What to produce
In the listing below, locate the lines bearing the word "screenshot". Copy every one of them.
# Dataset rows start
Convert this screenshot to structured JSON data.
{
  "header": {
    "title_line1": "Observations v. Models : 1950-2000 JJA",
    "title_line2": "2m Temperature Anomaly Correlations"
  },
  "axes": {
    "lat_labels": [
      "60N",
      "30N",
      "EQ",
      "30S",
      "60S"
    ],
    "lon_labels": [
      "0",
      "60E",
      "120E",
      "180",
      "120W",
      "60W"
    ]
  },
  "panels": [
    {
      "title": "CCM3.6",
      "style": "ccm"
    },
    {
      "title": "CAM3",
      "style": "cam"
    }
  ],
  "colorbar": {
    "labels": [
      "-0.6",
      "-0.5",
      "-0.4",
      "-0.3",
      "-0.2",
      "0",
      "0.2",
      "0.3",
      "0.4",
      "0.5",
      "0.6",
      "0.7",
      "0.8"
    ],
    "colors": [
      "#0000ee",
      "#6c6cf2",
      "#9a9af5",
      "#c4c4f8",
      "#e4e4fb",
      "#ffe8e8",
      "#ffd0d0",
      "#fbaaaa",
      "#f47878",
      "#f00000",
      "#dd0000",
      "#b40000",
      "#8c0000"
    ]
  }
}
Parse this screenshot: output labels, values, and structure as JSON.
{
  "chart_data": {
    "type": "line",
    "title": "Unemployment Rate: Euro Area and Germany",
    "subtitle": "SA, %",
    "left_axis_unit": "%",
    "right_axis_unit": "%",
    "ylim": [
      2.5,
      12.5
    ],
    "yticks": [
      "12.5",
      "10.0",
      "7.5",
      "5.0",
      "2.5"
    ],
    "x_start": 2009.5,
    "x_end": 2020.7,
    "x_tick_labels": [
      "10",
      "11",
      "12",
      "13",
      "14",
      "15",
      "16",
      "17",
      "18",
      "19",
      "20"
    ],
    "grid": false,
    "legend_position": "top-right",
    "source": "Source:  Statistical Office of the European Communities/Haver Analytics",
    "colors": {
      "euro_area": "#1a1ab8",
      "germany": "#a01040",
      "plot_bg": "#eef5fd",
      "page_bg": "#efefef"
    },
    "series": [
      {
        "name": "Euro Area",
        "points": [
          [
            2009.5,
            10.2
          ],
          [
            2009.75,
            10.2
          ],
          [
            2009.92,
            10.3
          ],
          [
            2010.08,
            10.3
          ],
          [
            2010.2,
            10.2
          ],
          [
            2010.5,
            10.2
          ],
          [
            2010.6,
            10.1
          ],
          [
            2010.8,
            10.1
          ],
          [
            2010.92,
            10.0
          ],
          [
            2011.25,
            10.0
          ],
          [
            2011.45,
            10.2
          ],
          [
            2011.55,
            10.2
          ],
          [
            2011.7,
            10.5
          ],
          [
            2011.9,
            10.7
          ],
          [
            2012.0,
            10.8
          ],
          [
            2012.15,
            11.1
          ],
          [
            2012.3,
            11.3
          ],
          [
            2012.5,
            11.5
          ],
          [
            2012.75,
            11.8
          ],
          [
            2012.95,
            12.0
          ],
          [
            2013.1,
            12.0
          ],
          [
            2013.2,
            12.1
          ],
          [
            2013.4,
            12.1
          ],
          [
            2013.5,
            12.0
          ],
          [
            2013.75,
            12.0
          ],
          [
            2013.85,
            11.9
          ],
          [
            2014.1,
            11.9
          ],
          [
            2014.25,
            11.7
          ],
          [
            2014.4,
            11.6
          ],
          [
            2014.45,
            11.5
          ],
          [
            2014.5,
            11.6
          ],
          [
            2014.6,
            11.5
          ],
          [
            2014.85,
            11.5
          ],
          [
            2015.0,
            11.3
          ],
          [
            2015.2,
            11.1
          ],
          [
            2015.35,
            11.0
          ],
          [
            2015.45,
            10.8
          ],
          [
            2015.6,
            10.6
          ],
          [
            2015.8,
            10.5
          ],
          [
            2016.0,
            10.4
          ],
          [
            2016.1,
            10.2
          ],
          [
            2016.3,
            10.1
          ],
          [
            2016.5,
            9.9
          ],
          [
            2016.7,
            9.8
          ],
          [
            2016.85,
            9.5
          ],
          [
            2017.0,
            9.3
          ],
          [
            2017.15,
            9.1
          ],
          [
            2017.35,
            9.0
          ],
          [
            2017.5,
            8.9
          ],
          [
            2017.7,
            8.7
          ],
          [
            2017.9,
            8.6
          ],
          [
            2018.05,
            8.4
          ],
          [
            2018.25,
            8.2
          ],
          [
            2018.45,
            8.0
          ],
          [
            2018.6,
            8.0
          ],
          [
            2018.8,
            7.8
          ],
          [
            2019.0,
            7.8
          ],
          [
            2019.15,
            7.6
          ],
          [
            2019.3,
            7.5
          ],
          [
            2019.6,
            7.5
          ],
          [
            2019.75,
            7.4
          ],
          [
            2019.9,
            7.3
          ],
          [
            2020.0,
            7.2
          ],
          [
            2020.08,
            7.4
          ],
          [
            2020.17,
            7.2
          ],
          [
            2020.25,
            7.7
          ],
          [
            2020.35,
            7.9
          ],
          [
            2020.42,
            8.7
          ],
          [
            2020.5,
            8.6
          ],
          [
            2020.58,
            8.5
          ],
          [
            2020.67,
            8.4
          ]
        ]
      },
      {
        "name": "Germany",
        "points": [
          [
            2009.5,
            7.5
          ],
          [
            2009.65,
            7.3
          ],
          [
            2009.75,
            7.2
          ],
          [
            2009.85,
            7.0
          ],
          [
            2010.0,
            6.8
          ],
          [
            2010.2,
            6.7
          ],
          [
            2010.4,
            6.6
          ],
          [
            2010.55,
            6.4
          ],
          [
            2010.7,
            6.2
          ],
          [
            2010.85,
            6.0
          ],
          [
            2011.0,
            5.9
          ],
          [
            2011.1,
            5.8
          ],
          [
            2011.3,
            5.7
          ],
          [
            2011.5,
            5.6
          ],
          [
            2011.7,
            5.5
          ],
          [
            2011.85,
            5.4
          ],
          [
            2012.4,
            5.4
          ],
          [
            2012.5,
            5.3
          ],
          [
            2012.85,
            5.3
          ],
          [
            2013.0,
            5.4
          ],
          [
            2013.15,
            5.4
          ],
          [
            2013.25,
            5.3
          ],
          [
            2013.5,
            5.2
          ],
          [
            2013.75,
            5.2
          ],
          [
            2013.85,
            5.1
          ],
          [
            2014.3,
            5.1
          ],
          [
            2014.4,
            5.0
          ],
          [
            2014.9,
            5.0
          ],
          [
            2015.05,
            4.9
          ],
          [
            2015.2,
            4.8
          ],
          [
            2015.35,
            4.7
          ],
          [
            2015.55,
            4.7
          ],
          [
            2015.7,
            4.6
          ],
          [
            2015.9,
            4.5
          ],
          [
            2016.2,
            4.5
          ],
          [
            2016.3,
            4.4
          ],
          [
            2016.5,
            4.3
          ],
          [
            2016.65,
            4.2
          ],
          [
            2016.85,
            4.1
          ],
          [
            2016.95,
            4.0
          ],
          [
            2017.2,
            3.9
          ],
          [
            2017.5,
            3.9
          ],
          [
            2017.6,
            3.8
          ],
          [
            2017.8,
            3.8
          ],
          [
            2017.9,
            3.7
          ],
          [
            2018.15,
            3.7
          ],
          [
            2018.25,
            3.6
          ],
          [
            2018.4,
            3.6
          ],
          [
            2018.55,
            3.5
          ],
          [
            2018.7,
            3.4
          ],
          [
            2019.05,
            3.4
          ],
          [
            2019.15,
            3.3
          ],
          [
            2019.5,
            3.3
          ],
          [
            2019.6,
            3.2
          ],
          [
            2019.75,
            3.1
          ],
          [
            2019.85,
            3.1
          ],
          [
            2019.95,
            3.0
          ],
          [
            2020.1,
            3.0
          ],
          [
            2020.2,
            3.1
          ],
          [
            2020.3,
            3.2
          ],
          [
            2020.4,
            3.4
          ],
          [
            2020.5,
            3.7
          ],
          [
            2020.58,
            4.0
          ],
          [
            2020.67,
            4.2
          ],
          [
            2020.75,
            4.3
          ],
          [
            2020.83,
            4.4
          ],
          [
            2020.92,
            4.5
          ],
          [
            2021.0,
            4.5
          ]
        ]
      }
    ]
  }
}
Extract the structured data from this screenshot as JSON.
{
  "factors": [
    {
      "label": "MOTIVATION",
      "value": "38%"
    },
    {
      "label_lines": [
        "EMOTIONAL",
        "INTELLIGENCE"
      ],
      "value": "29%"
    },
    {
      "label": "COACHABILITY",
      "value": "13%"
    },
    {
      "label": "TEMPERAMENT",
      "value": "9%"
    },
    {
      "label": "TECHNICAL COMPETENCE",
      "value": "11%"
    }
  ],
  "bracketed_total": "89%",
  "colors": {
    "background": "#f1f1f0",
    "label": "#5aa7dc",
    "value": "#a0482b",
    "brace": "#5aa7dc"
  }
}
# Dataset rows end
Task answer
Convert this screenshot to structured JSON data.
Parse this screenshot: output labels, values, and structure as JSON.
Extract the structured data from this screenshot as JSON.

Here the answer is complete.